# [Supplied entries]

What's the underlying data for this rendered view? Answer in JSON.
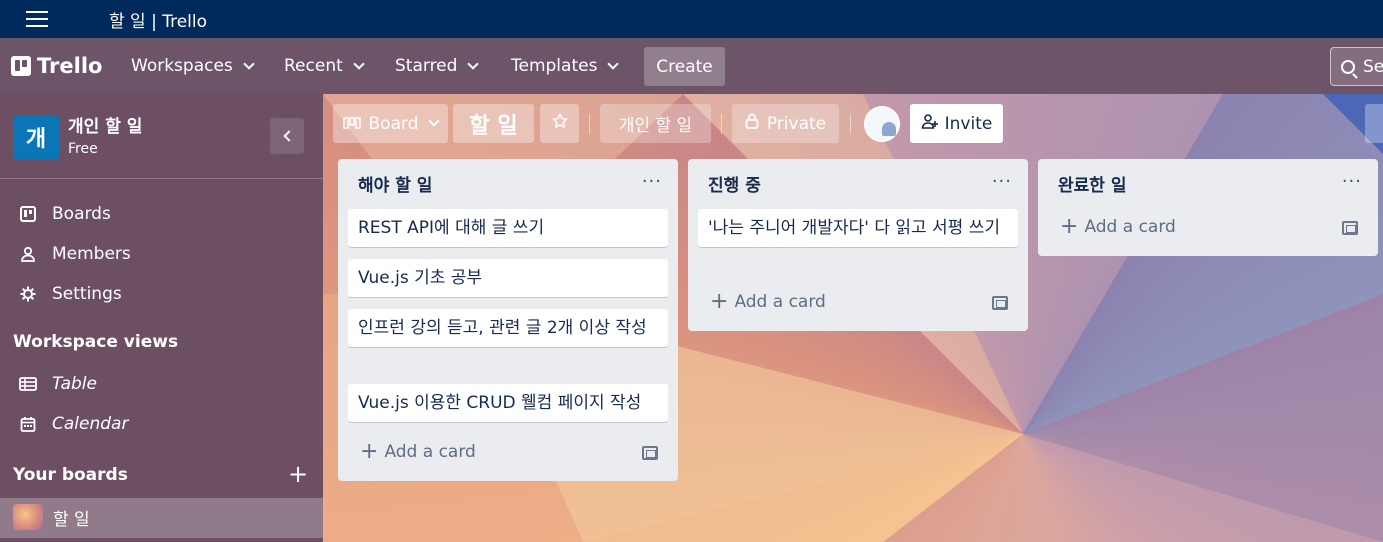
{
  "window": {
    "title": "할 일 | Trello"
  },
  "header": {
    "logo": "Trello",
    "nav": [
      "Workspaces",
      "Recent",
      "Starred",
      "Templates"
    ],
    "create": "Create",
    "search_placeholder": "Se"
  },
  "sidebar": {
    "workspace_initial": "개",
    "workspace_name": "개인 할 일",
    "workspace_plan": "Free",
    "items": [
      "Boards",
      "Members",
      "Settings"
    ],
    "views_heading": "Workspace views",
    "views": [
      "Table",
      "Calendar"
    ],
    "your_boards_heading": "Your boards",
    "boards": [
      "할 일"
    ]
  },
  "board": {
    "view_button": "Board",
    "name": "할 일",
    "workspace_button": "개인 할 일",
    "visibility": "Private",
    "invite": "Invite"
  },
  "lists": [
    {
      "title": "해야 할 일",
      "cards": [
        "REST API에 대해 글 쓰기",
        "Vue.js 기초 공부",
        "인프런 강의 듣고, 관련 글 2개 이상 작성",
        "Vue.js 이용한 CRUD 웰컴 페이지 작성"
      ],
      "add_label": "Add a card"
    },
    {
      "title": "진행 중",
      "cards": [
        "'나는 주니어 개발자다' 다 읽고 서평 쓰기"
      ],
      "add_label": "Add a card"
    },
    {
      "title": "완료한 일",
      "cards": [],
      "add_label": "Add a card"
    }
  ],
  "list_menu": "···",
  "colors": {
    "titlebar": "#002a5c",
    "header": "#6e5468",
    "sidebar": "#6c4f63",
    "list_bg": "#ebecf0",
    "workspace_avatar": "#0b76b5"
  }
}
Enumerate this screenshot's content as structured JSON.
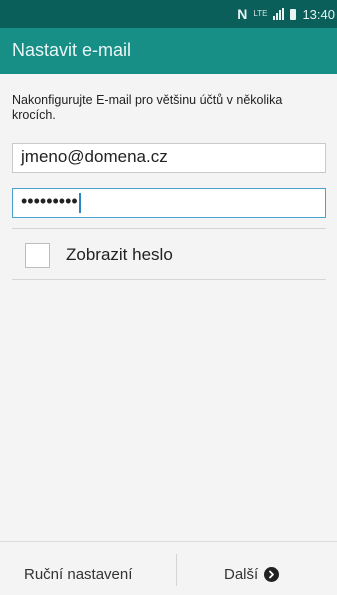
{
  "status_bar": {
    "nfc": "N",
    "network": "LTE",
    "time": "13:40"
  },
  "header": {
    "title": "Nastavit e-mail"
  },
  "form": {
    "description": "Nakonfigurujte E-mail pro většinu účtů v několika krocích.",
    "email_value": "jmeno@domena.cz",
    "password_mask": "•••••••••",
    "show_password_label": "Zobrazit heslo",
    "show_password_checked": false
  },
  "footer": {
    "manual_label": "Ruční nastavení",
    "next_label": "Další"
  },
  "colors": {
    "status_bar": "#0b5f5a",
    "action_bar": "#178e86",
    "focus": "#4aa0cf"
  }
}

# [Written request]
Return to the listing above and set it down exactly, leaving out its pictures.

# [Output for this task]
What's the underlying data for this rendered view? Answer in JSON.
{
  "window": {
    "title": "할 일 | Trello"
  },
  "header": {
    "logo": "Trello",
    "nav": [
      "Workspaces",
      "Recent",
      "Starred",
      "Templates"
    ],
    "create": "Create",
    "search_placeholder": "Se"
  },
  "sidebar": {
    "workspace_initial": "개",
    "workspace_name": "개인 할 일",
    "workspace_plan": "Free",
    "items": [
      "Boards",
      "Members",
      "Settings"
    ],
    "views_heading": "Workspace views",
    "views": [
      "Table",
      "Calendar"
    ],
    "your_boards_heading": "Your boards",
    "boards": [
      "할 일"
    ]
  },
  "board": {
    "view_button": "Board",
    "name": "할 일",
    "workspace_button": "개인 할 일",
    "visibility": "Private",
    "invite": "Invite"
  },
  "lists": [
    {
      "title": "해야 할 일",
      "cards": [
        "REST API에 대해 글 쓰기",
        "Vue.js 기초 공부",
        "인프런 강의 듣고, 관련 글 2개 이상 작성",
        "Vue.js 이용한 CRUD 웰컴 페이지 작성"
      ],
      "add_label": "Add a card"
    },
    {
      "title": "진행 중",
      "cards": [
        "'나는 주니어 개발자다' 다 읽고 서평 쓰기"
      ],
      "add_label": "Add a card"
    },
    {
      "title": "완료한 일",
      "cards": [],
      "add_label": "Add a card"
    }
  ],
  "list_menu": "···",
  "colors": {
    "titlebar": "#002a5c",
    "header": "#6e5468",
    "sidebar": "#6c4f63",
    "list_bg": "#ebecf0",
    "workspace_avatar": "#0b76b5"
  }
}
Enumerate this screenshot's content as structured JSON.
{
  "status_bar": {
    "nfc": "N",
    "network": "LTE",
    "time": "13:40"
  },
  "header": {
    "title": "Nastavit e-mail"
  },
  "form": {
    "description": "Nakonfigurujte E-mail pro většinu účtů v několika krocích.",
    "email_value": "jmeno@domena.cz",
    "password_mask": "•••••••••",
    "show_password_label": "Zobrazit heslo",
    "show_password_checked": false
  },
  "footer": {
    "manual_label": "Ruční nastavení",
    "next_label": "Další"
  },
  "colors": {
    "status_bar": "#0b5f5a",
    "action_bar": "#178e86",
    "focus": "#4aa0cf"
  }
}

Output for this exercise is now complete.